Your instructions: Swap "legend-item" for "legend-label" in the entries from the line with "- data-point[interactable]: [688, 585, 700, 597]" to the line with "- data-point[interactable]: [426, 646, 438, 658]", leaving everything else unchanged. Return only those lines.

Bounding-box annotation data
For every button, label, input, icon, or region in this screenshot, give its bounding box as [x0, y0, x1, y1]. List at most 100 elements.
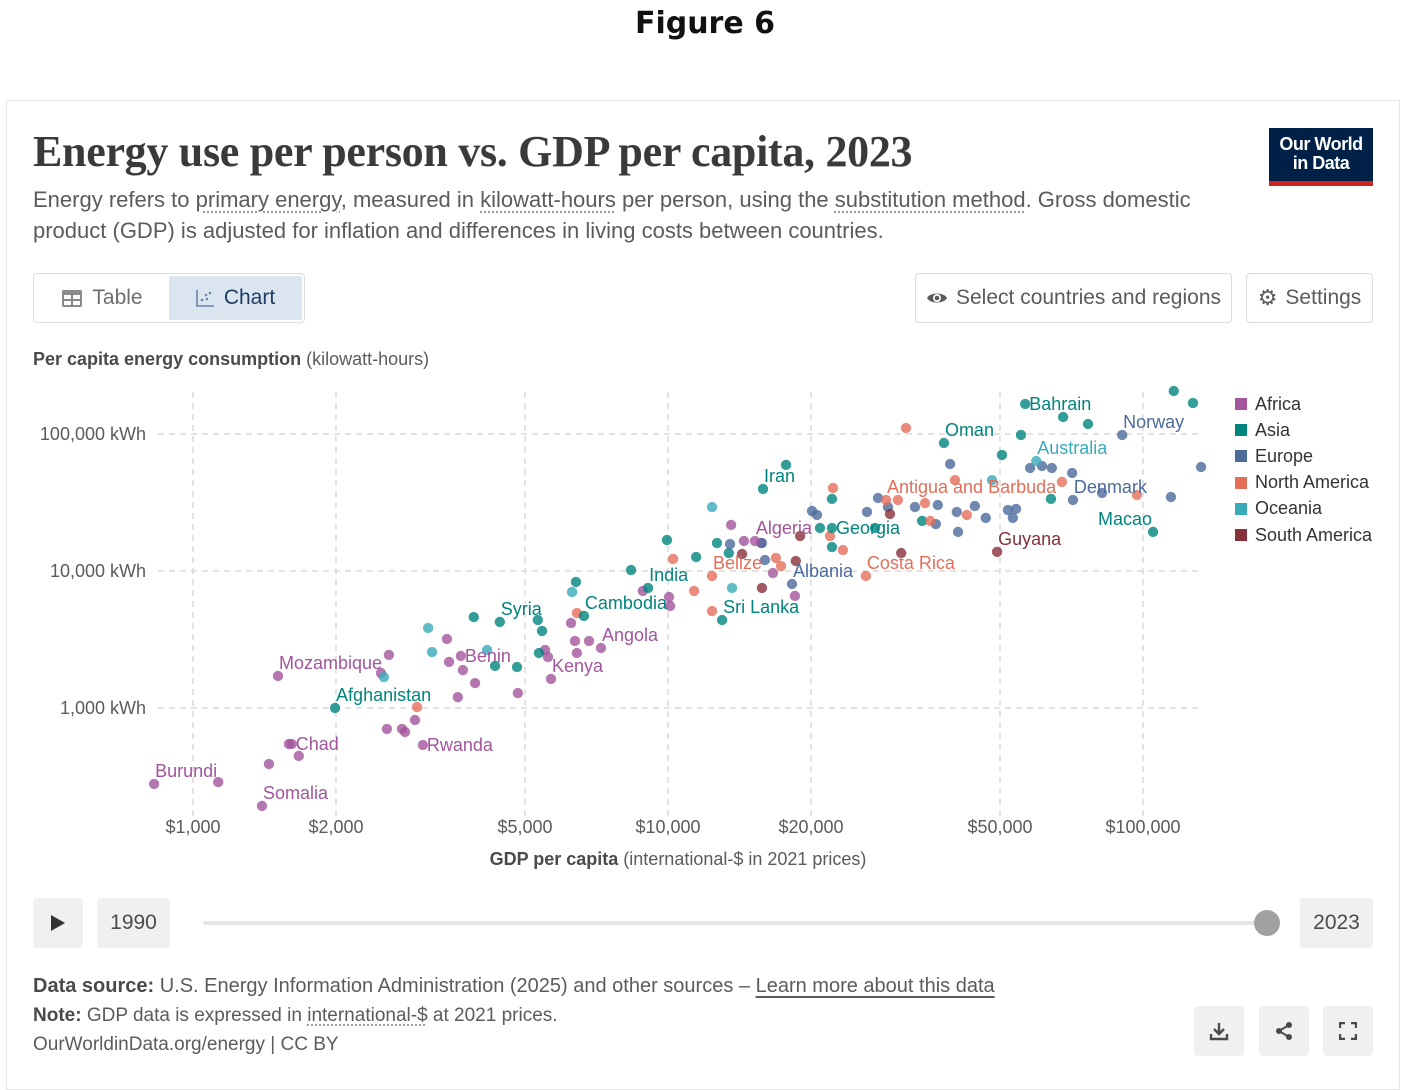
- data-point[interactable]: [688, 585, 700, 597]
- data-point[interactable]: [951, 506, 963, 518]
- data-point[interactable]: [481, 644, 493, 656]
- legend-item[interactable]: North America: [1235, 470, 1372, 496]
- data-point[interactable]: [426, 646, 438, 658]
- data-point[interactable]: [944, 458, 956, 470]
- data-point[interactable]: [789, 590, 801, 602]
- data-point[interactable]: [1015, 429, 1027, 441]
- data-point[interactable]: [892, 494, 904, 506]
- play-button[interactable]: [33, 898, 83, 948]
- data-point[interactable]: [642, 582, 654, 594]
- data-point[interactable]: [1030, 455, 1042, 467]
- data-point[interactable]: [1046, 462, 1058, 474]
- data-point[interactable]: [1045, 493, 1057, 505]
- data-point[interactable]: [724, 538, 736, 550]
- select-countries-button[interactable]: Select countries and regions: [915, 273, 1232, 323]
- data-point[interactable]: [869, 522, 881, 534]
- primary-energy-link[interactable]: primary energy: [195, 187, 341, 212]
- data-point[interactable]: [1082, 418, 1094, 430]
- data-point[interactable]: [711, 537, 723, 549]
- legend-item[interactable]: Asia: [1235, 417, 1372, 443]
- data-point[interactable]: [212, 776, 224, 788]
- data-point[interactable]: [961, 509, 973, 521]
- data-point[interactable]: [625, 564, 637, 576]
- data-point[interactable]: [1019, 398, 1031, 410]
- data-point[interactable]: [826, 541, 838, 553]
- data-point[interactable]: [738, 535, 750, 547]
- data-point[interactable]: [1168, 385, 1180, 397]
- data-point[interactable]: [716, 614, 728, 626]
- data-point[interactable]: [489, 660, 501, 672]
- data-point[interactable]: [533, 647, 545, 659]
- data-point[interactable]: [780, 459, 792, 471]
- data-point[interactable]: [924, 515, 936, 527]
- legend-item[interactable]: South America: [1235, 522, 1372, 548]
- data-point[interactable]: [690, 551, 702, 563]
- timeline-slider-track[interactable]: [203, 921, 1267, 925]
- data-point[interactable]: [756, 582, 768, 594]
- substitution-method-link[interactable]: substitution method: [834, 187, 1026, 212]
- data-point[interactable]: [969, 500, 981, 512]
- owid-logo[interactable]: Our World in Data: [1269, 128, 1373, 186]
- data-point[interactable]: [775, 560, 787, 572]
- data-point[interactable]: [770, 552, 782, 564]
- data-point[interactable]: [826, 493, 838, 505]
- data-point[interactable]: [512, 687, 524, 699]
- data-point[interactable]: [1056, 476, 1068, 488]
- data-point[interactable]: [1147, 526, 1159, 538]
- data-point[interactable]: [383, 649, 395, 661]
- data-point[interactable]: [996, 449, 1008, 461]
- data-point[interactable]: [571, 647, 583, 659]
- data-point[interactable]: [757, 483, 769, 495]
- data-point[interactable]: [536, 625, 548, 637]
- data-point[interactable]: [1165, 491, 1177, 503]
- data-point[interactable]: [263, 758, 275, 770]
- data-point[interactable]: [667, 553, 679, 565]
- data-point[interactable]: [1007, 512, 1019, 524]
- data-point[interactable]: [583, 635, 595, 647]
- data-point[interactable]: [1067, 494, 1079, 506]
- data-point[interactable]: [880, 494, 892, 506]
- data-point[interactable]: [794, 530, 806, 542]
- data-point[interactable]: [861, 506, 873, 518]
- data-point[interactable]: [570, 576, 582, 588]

Full answer:
- data-point[interactable]: [688, 585, 700, 597]
- data-point[interactable]: [951, 506, 963, 518]
- data-point[interactable]: [481, 644, 493, 656]
- legend-label[interactable]: North America: [1235, 470, 1372, 496]
- data-point[interactable]: [426, 646, 438, 658]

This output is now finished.